▶ [TASK BRIEF]: Reproduce all of the data exactly.

▶ [RECORDS]:
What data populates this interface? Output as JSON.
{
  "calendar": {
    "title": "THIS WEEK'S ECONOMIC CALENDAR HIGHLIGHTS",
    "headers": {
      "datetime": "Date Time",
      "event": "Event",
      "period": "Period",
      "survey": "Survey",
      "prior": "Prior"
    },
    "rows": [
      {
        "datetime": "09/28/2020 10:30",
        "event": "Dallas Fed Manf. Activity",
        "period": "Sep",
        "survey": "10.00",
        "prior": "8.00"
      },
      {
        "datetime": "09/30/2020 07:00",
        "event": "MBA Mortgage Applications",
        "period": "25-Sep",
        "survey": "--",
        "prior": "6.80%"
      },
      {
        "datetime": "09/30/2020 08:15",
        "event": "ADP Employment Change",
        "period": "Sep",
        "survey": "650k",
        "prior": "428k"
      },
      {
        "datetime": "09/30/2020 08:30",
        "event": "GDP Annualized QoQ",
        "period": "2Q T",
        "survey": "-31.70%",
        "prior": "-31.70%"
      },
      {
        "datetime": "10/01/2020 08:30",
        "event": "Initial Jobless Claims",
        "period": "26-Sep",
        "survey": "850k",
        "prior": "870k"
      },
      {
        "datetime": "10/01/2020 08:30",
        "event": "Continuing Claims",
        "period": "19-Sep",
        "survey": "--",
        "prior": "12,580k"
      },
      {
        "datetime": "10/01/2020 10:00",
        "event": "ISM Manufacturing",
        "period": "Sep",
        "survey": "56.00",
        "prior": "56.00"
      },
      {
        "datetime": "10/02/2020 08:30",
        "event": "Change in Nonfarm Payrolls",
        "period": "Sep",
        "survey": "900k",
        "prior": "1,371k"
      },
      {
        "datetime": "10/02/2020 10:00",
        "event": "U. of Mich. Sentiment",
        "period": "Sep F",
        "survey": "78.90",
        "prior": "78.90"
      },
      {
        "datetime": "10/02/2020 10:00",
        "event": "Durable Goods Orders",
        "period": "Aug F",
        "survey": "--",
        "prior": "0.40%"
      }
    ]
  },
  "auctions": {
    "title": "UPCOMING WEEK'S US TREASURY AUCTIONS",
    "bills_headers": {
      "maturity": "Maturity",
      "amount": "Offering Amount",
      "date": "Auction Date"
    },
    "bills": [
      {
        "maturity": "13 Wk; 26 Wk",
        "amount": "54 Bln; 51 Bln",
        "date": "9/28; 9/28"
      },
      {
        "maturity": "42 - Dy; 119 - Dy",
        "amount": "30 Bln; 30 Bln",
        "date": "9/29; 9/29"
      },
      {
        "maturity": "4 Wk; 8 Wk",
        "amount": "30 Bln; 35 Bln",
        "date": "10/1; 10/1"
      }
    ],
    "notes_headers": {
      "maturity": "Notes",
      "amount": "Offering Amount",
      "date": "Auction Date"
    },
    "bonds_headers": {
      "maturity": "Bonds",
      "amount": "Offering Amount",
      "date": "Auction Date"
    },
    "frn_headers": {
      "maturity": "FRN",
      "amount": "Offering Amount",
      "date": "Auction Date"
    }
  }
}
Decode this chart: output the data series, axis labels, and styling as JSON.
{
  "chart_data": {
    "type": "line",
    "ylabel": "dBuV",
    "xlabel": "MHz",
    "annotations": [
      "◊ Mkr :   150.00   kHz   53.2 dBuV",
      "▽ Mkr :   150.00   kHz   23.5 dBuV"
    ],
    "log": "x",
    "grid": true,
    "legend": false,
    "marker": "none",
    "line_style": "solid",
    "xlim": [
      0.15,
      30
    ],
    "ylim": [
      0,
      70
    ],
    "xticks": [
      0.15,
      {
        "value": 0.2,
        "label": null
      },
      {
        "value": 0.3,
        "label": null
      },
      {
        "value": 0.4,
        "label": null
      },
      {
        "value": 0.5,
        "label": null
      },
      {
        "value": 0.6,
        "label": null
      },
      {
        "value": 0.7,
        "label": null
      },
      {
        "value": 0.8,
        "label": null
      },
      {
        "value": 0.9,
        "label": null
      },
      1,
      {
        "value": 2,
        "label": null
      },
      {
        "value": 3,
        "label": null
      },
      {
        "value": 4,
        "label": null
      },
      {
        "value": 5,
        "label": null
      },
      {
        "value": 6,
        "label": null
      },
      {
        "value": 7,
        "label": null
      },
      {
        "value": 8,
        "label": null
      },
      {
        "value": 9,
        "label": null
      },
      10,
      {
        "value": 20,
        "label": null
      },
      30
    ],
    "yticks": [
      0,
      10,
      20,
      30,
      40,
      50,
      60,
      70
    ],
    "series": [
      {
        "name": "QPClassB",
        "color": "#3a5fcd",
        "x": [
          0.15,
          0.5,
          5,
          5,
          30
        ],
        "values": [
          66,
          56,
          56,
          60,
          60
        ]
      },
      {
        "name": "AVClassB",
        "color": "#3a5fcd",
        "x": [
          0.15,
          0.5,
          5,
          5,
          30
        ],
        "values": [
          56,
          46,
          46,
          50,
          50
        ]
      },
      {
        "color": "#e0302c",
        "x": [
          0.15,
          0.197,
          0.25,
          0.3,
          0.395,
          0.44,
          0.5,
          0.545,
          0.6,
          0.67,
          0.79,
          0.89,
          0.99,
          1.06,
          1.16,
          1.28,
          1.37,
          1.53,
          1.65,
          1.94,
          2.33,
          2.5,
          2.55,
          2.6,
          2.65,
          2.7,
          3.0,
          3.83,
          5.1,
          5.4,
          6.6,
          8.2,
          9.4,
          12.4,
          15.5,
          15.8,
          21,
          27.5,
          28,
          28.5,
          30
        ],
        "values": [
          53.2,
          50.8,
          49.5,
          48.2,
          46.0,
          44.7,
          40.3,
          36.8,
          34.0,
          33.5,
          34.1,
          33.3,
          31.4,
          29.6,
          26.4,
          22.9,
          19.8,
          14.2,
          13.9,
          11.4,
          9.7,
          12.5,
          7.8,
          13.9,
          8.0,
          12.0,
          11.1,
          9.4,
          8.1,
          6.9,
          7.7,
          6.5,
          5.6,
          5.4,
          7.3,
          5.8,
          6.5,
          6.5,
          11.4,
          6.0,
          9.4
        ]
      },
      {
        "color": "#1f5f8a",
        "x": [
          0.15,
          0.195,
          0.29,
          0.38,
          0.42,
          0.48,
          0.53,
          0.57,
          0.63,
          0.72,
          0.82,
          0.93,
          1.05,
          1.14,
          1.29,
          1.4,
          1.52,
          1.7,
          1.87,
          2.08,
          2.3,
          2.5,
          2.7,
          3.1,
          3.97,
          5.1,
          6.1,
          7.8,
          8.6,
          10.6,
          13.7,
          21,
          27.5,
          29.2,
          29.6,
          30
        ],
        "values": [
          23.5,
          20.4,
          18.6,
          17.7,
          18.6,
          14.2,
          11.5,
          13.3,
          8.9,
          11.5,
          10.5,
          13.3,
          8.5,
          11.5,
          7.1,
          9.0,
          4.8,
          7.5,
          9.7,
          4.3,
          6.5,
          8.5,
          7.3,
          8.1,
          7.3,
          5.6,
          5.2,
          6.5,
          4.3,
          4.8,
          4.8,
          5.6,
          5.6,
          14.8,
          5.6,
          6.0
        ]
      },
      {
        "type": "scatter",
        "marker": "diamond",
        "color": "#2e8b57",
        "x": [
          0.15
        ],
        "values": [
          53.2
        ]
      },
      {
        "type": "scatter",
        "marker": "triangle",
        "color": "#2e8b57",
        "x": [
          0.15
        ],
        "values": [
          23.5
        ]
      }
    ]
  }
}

▶ [TASK RESPONSE]:
What data populates this interface? Output as JSON.
{
  "calendar": {
    "title": "THIS WEEK'S ECONOMIC CALENDAR HIGHLIGHTS",
    "headers": {
      "datetime": "Date Time",
      "event": "Event",
      "period": "Period",
      "survey": "Survey",
      "prior": "Prior"
    },
    "rows": [
      {
        "datetime": "09/28/2020 10:30",
        "event": "Dallas Fed Manf. Activity",
        "period": "Sep",
        "survey": "10.00",
        "prior": "8.00"
      },
      {
        "datetime": "09/30/2020 07:00",
        "event": "MBA Mortgage Applications",
        "period": "25-Sep",
        "survey": "--",
        "prior": "6.80%"
      },
      {
        "datetime": "09/30/2020 08:15",
        "event": "ADP Employment Change",
        "period": "Sep",
        "survey": "650k",
        "prior": "428k"
      },
      {
        "datetime": "09/30/2020 08:30",
        "event": "GDP Annualized QoQ",
        "period": "2Q T",
        "survey": "-31.70%",
        "prior": "-31.70%"
      },
      {
        "datetime": "10/01/2020 08:30",
        "event": "Initial Jobless Claims",
        "period": "26-Sep",
        "survey": "850k",
        "prior": "870k"
      },
      {
        "datetime": "10/01/2020 08:30",
        "event": "Continuing Claims",
        "period": "19-Sep",
        "survey": "--",
        "prior": "12,580k"
      },
      {
        "datetime": "10/01/2020 10:00",
        "event": "ISM Manufacturing",
        "period": "Sep",
        "survey": "56.00",
        "prior": "56.00"
      },
      {
        "datetime": "10/02/2020 08:30",
        "event": "Change in Nonfarm Payrolls",
        "period": "Sep",
        "survey": "900k",
        "prior": "1,371k"
      },
      {
        "datetime": "10/02/2020 10:00",
        "event": "U. of Mich. Sentiment",
        "period": "Sep F",
        "survey": "78.90",
        "prior": "78.90"
      },
      {
        "datetime": "10/02/2020 10:00",
        "event": "Durable Goods Orders",
        "period": "Aug F",
        "survey": "--",
        "prior": "0.40%"
      }
    ]
  },
  "auctions": {
    "title": "UPCOMING WEEK'S US TREASURY AUCTIONS",
    "bills_headers": {
      "maturity": "Maturity",
      "amount": "Offering Amount",
      "date": "Auction Date"
    },
    "bills": [
      {
        "maturity": "13 Wk; 26 Wk",
        "amount": "54 Bln; 51 Bln",
        "date": "9/28; 9/28"
      },
      {
        "maturity": "42 - Dy; 119 - Dy",
        "amount": "30 Bln; 30 Bln",
        "date": "9/29; 9/29"
      },
      {
        "maturity": "4 Wk; 8 Wk",
        "amount": "30 Bln; 35 Bln",
        "date": "10/1; 10/1"
      }
    ],
    "notes_headers": {
      "maturity": "Notes",
      "amount": "Offering Amount",
      "date": "Auction Date"
    },
    "bonds_headers": {
      "maturity": "Bonds",
      "amount": "Offering Amount",
      "date": "Auction Date"
    },
    "frn_headers": {
      "maturity": "FRN",
      "amount": "Offering Amount",
      "date": "Auction Date"
    }
  }
}
Decode this chart: output the data series, axis labels, and styling as JSON.
{
  "chart_data": {
    "type": "line",
    "ylabel": "dBuV",
    "xlabel": "MHz",
    "annotations": [
      "◊ Mkr :   150.00   kHz   53.2 dBuV",
      "▽ Mkr :   150.00   kHz   23.5 dBuV"
    ],
    "log": "x",
    "grid": true,
    "legend": false,
    "marker": "none",
    "line_style": "solid",
    "xlim": [
      0.15,
      30
    ],
    "ylim": [
      0,
      70
    ],
    "xticks": [
      0.15,
      {
        "value": 0.2,
        "label": null
      },
      {
        "value": 0.3,
        "label": null
      },
      {
        "value": 0.4,
        "label": null
      },
      {
        "value": 0.5,
        "label": null
      },
      {
        "value": 0.6,
        "label": null
      },
      {
        "value": 0.7,
        "label": null
      },
      {
        "value": 0.8,
        "label": null
      },
      {
        "value": 0.9,
        "label": null
      },
      1,
      {
        "value": 2,
        "label": null
      },
      {
        "value": 3,
        "label": null
      },
      {
        "value": 4,
        "label": null
      },
      {
        "value": 5,
        "label": null
      },
      {
        "value": 6,
        "label": null
      },
      {
        "value": 7,
        "label": null
      },
      {
        "value": 8,
        "label": null
      },
      {
        "value": 9,
        "label": null
      },
      10,
      {
        "value": 20,
        "label": null
      },
      30
    ],
    "yticks": [
      0,
      10,
      20,
      30,
      40,
      50,
      60,
      70
    ],
    "series": [
      {
        "name": "QPClassB",
        "color": "#3a5fcd",
        "x": [
          0.15,
          0.5,
          5,
          5,
          30
        ],
        "values": [
          66,
          56,
          56,
          60,
          60
        ]
      },
      {
        "name": "AVClassB",
        "color": "#3a5fcd",
        "x": [
          0.15,
          0.5,
          5,
          5,
          30
        ],
        "values": [
          56,
          46,
          46,
          50,
          50
        ]
      },
      {
        "color": "#e0302c",
        "x": [
          0.15,
          0.197,
          0.25,
          0.3,
          0.395,
          0.44,
          0.5,
          0.545,
          0.6,
          0.67,
          0.79,
          0.89,
          0.99,
          1.06,
          1.16,
          1.28,
          1.37,
          1.53,
          1.65,
          1.94,
          2.33,
          2.5,
          2.55,
          2.6,
          2.65,
          2.7,
          3.0,
          3.83,
          5.1,
          5.4,
          6.6,
          8.2,
          9.4,
          12.4,
          15.5,
          15.8,
          21,
          27.5,
          28,
          28.5,
          30
        ],
        "values": [
          53.2,
          50.8,
          49.5,
          48.2,
          46.0,
          44.7,
          40.3,
          36.8,
          34.0,
          33.5,
          34.1,
          33.3,
          31.4,
          29.6,
          26.4,
          22.9,
          19.8,
          14.2,
          13.9,
          11.4,
          9.7,
          12.5,
          7.8,
          13.9,
          8.0,
          12.0,
          11.1,
          9.4,
          8.1,
          6.9,
          7.7,
          6.5,
          5.6,
          5.4,
          7.3,
          5.8,
          6.5,
          6.5,
          11.4,
          6.0,
          9.4
        ]
      },
      {
        "color": "#1f5f8a",
        "x": [
          0.15,
          0.195,
          0.29,
          0.38,
          0.42,
          0.48,
          0.53,
          0.57,
          0.63,
          0.72,
          0.82,
          0.93,
          1.05,
          1.14,
          1.29,
          1.4,
          1.52,
          1.7,
          1.87,
          2.08,
          2.3,
          2.5,
          2.7,
          3.1,
          3.97,
          5.1,
          6.1,
          7.8,
          8.6,
          10.6,
          13.7,
          21,
          27.5,
          29.2,
          29.6,
          30
        ],
        "values": [
          23.5,
          20.4,
          18.6,
          17.7,
          18.6,
          14.2,
          11.5,
          13.3,
          8.9,
          11.5,
          10.5,
          13.3,
          8.5,
          11.5,
          7.1,
          9.0,
          4.8,
          7.5,
          9.7,
          4.3,
          6.5,
          8.5,
          7.3,
          8.1,
          7.3,
          5.6,
          5.2,
          6.5,
          4.3,
          4.8,
          4.8,
          5.6,
          5.6,
          14.8,
          5.6,
          6.0
        ]
      },
      {
        "type": "scatter",
        "marker": "diamond",
        "color": "#2e8b57",
        "x": [
          0.15
        ],
        "values": [
          53.2
        ]
      },
      {
        "type": "scatter",
        "marker": "triangle",
        "color": "#2e8b57",
        "x": [
          0.15
        ],
        "values": [
          23.5
        ]
      }
    ]
  }
}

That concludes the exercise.